Keep only those lines of the records that include the string "JSON".

**** THE DATA ****

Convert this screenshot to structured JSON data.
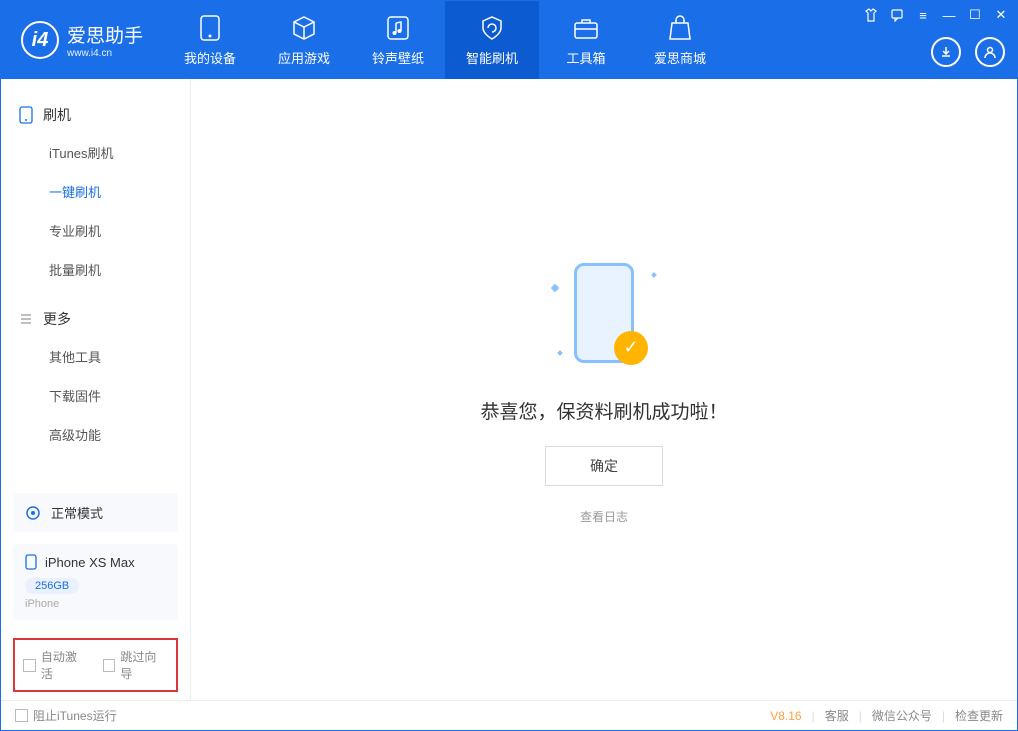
{
  "app": {
    "title": "爱思助手",
    "sub": "www.i4.cn"
  },
  "tabs": [
    {
      "label": "我的设备"
    },
    {
      "label": "应用游戏"
    },
    {
      "label": "铃声壁纸"
    },
    {
      "label": "智能刷机"
    },
    {
      "label": "工具箱"
    },
    {
      "label": "爱思商城"
    }
  ],
  "sidebar": {
    "group1": {
      "title": "刷机",
      "items": [
        "iTunes刷机",
        "一键刷机",
        "专业刷机",
        "批量刷机"
      ]
    },
    "group2": {
      "title": "更多",
      "items": [
        "其他工具",
        "下载固件",
        "高级功能"
      ]
    }
  },
  "deviceMode": "正常模式",
  "device": {
    "name": "iPhone XS Max",
    "storage": "256GB",
    "type": "iPhone"
  },
  "checks": {
    "auto": "自动激活",
    "skip": "跳过向导"
  },
  "main": {
    "msg": "恭喜您，保资料刷机成功啦！",
    "ok": "确定",
    "log": "查看日志"
  },
  "footer": {
    "block": "阻止iTunes运行",
    "version": "V8.16",
    "support": "客服",
    "wechat": "微信公众号",
    "update": "检查更新"
  }
}
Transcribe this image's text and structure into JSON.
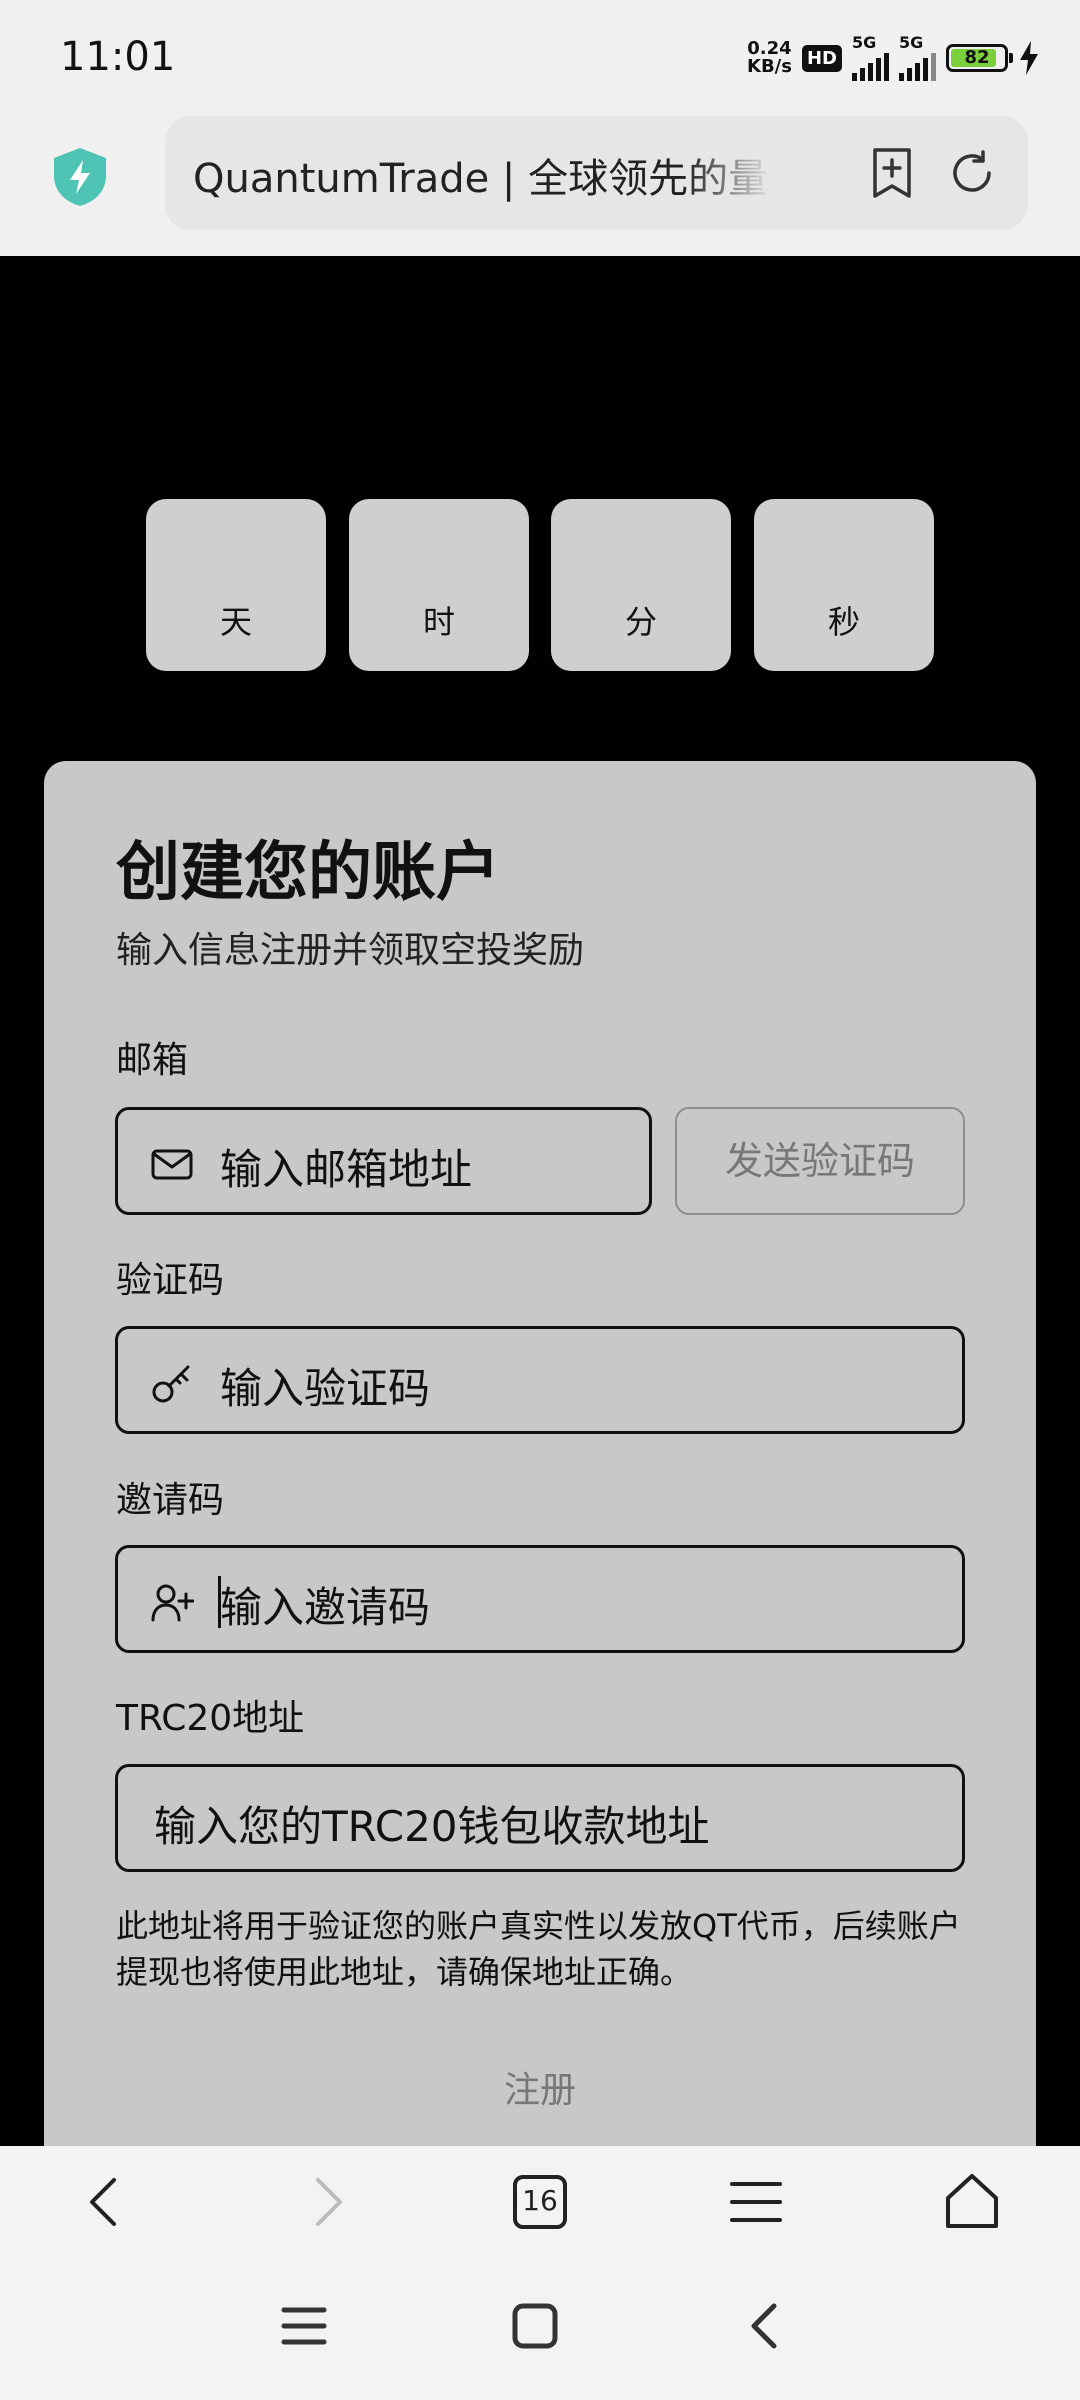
{
  "status_bar": {
    "time": "11:01",
    "net_speed_value": "0.24",
    "net_speed_unit": "KB/s",
    "hd_badge": "HD",
    "signal1_label": "5G",
    "signal2_label": "5G",
    "battery": "82"
  },
  "browser": {
    "url_text": "QuantumTrade | 全球领先的量子",
    "shield_color": "#4fc3b4"
  },
  "countdown": {
    "units": [
      "天",
      "时",
      "分",
      "秒"
    ]
  },
  "signup": {
    "title": "创建您的账户",
    "subtitle": "输入信息注册并领取空投奖励",
    "email_label": "邮箱",
    "email_placeholder": "输入邮箱地址",
    "send_code_label": "发送验证码",
    "code_label": "验证码",
    "code_placeholder": "输入验证码",
    "invite_label": "邀请码",
    "invite_placeholder": "输入邀请码",
    "trc20_label": "TRC20地址",
    "trc20_placeholder": "输入您的TRC20钱包收款地址",
    "notice": "此地址将用于验证您的账户真实性以发放QT代币，后续账户提现也将使用此地址，请确保地址正确。",
    "register_label": "注册"
  },
  "bottom_nav": {
    "tab_count": "16"
  }
}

****

# RESPONSE TO THIS TASK
Convert this screenshot to structured JSON data.
Transcribe this image's text and structure into JSON.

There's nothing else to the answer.